===== DATASET ROWS

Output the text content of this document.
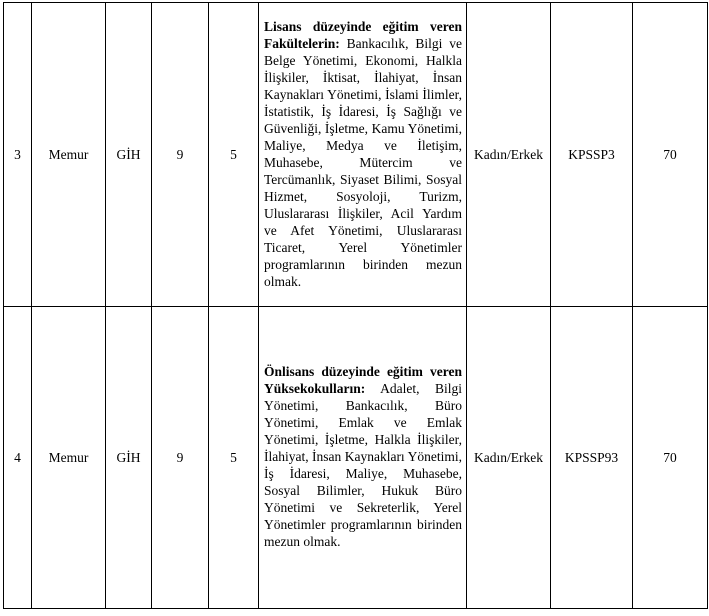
3	Memur	GİH	9	5	Lisans düzeyinde eğitim veren Fakültelerin: Bankacılık, Bilgi ve Belge Yönetimi, Ekonomi, Halkla İlişkiler, İktisat, İlahiyat, İnsan Kaynakları Yönetimi, İslami İlimler, İstatistik, İş İdaresi, İş Sağlığı ve Güvenliği, İşletme, Kamu Yönetimi, Maliye, Medya ve İletişim, Muhasebe, Mütercim ve Tercümanlık, Siyaset Bilimi, Sosyal Hizmet, Sosyoloji, Turizm, Uluslararası İlişkiler, Acil Yardım ve Afet Yönetimi, Uluslararası Ticaret, Yerel Yönetimler programlarının birinden mezun olmak.	Kadın/Erkek	KPSSP3	70
4	Memur	GİH	9	5	Önlisans düzeyinde eğitim veren Yüksekokulların: Adalet, Bilgi Yönetimi, Bankacılık, Büro Yönetimi, Emlak ve Emlak Yönetimi, İşletme, Halkla İlişkiler, İlahiyat, İnsan Kaynakları Yönetimi, İş İdaresi, Maliye, Muhasebe, Sosyal Bilimler, Hukuk Büro Yönetimi ve Sekreterlik, Yerel Yönetimler programlarının birinden mezun olmak.	Kadın/Erkek	KPSSP93	70
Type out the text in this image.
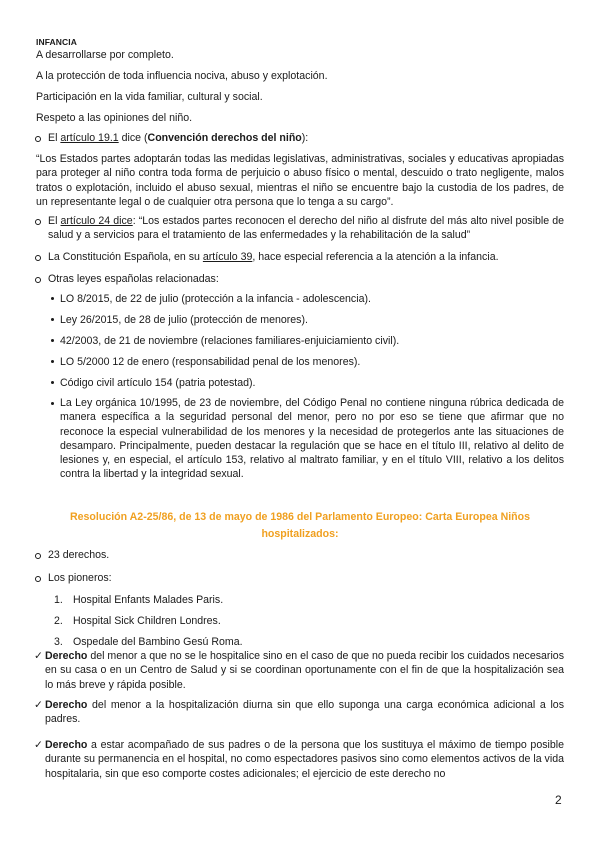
INFANCIA
A desarrollarse por completo.
A la protección de toda influencia nociva, abuso y explotación.
Participación en la vida familiar, cultural y social.
Respeto a las opiniones del niño.
El artículo 19.1 dice (Convención derechos del niño):
“Los Estados partes adoptarán todas las medidas legislativas, administrativas, sociales y educativas apropiadas para proteger al niño contra toda forma de perjuicio o abuso físico o mental, descuido o trato negligente, malos tratos o explotación, incluido el abuso sexual, mientras el niño se encuentre bajo la custodia de los padres, de un representante legal o de cualquier otra persona que lo tenga a su cargo”.
El artículo 24 dice: “Los estados partes reconocen el derecho del niño al disfrute del más alto nivel posible de salud y a servicios para el tratamiento de las enfermedades y la rehabilitación de la salud”
La Constitución Española, en su artículo 39, hace especial referencia a la atención a la infancia.
Otras leyes españolas relacionadas:
LO 8/2015, de 22 de julio (protección a la infancia - adolescencia).
Ley 26/2015, de 28 de julio (protección de menores).
42/2003, de 21 de noviembre (relaciones familiares-enjuiciamiento civil).
LO 5/2000 12 de enero (responsabilidad penal de los menores).
Código civil artículo 154 (patria potestad).
La Ley orgánica 10/1995, de 23 de noviembre, del Código Penal no contiene ninguna rúbrica dedicada de manera específica a la seguridad personal del menor, pero no por eso se tiene que afirmar que no reconoce la especial vulnerabilidad de los menores y la necesidad de protegerlos ante las situaciones de desamparo. Principalmente, pueden destacar la regulación que se hace en el título III, relativo al delito de lesiones y, en especial, el artículo 153, relativo al maltrato familiar, y en el título VIII, relativo a los delitos contra la libertad y la integridad sexual.
Resolución A2-25/86, de 13 de mayo de 1986 del Parlamento Europeo: Carta Europea Niños hospitalizados:
23 derechos.
Los pioneros:
1. Hospital Enfants Malades Paris.
2. Hospital Sick Children Londres.
3. Ospedale del Bambino Gesú Roma.
✓ Derecho del menor a que no se le hospitalice sino en el caso de que no pueda recibir los cuidados necesarios en su casa o en un Centro de Salud y si se coordinan oportunamente con el fin de que la hospitalización sea lo más breve y rápida posible.
✓ Derecho del menor a la hospitalización diurna sin que ello suponga una carga económica adicional a los padres.
✓ Derecho a estar acompañado de sus padres o de la persona que los sustituya el máximo de tiempo posible durante su permanencia en el hospital, no como espectadores pasivos sino como elementos activos de la vida hospitalaria, sin que eso comporte costes adicionales; el ejercicio de este derecho no
2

==========

_SHORT EXERCISE_
Go through the listing above and write it all out exactly, leaving out any picture.

_SOLUTION TO THIS PROBLEM_
Output the text content of this document.
3	Memur	GİH	9	5	Lisans düzeyinde eğitim veren Fakültelerin: Bankacılık, Bilgi ve Belge Yönetimi, Ekonomi, Halkla İlişkiler, İktisat, İlahiyat, İnsan Kaynakları Yönetimi, İslami İlimler, İstatistik, İş İdaresi, İş Sağlığı ve Güvenliği, İşletme, Kamu Yönetimi, Maliye, Medya ve İletişim, Muhasebe, Mütercim ve Tercümanlık, Siyaset Bilimi, Sosyal Hizmet, Sosyoloji, Turizm, Uluslararası İlişkiler, Acil Yardım ve Afet Yönetimi, Uluslararası Ticaret, Yerel Yönetimler programlarının birinden mezun olmak.	Kadın/Erkek	KPSSP3	70
4	Memur	GİH	9	5	Önlisans düzeyinde eğitim veren Yüksekokulların: Adalet, Bilgi Yönetimi, Bankacılık, Büro Yönetimi, Emlak ve Emlak Yönetimi, İşletme, Halkla İlişkiler, İlahiyat, İnsan Kaynakları Yönetimi, İş İdaresi, Maliye, Muhasebe, Sosyal Bilimler, Hukuk Büro Yönetimi ve Sekreterlik, Yerel Yönetimler programlarının birinden mezun olmak.	Kadın/Erkek	KPSSP93	70
Type out the text in this image.
INFANCIA
A desarrollarse por completo.
A la protección de toda influencia nociva, abuso y explotación.
Participación en la vida familiar, cultural y social.
Respeto a las opiniones del niño.
El artículo 19.1 dice (Convención derechos del niño):
“Los Estados partes adoptarán todas las medidas legislativas, administrativas, sociales y educativas apropiadas para proteger al niño contra toda forma de perjuicio o abuso físico o mental, descuido o trato negligente, malos tratos o explotación, incluido el abuso sexual, mientras el niño se encuentre bajo la custodia de los padres, de un representante legal o de cualquier otra persona que lo tenga a su cargo”.
El artículo 24 dice: “Los estados partes reconocen el derecho del niño al disfrute del más alto nivel posible de salud y a servicios para el tratamiento de las enfermedades y la rehabilitación de la salud”
La Constitución Española, en su artículo 39, hace especial referencia a la atención a la infancia.
Otras leyes españolas relacionadas:
LO 8/2015, de 22 de julio (protección a la infancia - adolescencia).
Ley 26/2015, de 28 de julio (protección de menores).
42/2003, de 21 de noviembre (relaciones familiares-enjuiciamiento civil).
LO 5/2000 12 de enero (responsabilidad penal de los menores).
Código civil artículo 154 (patria potestad).
La Ley orgánica 10/1995, de 23 de noviembre, del Código Penal no contiene ninguna rúbrica dedicada de manera específica a la seguridad personal del menor, pero no por eso se tiene que afirmar que no reconoce la especial vulnerabilidad de los menores y la necesidad de protegerlos ante las situaciones de desamparo. Principalmente, pueden destacar la regulación que se hace en el título III, relativo al delito de lesiones y, en especial, el artículo 153, relativo al maltrato familiar, y en el título VIII, relativo a los delitos contra la libertad y la integridad sexual.
Resolución A2-25/86, de 13 de mayo de 1986 del Parlamento Europeo: Carta Europea Niños hospitalizados:
23 derechos.
Los pioneros:
1. Hospital Enfants Malades Paris.
2. Hospital Sick Children Londres.
3. Ospedale del Bambino Gesú Roma.
✓ Derecho del menor a que no se le hospitalice sino en el caso de que no pueda recibir los cuidados necesarios en su casa o en un Centro de Salud y si se coordinan oportunamente con el fin de que la hospitalización sea lo más breve y rápida posible.
✓ Derecho del menor a la hospitalización diurna sin que ello suponga una carga económica adicional a los padres.
✓ Derecho a estar acompañado de sus padres o de la persona que los sustituya el máximo de tiempo posible durante su permanencia en el hospital, no como espectadores pasivos sino como elementos activos de la vida hospitalaria, sin que eso comporte costes adicionales; el ejercicio de este derecho no
2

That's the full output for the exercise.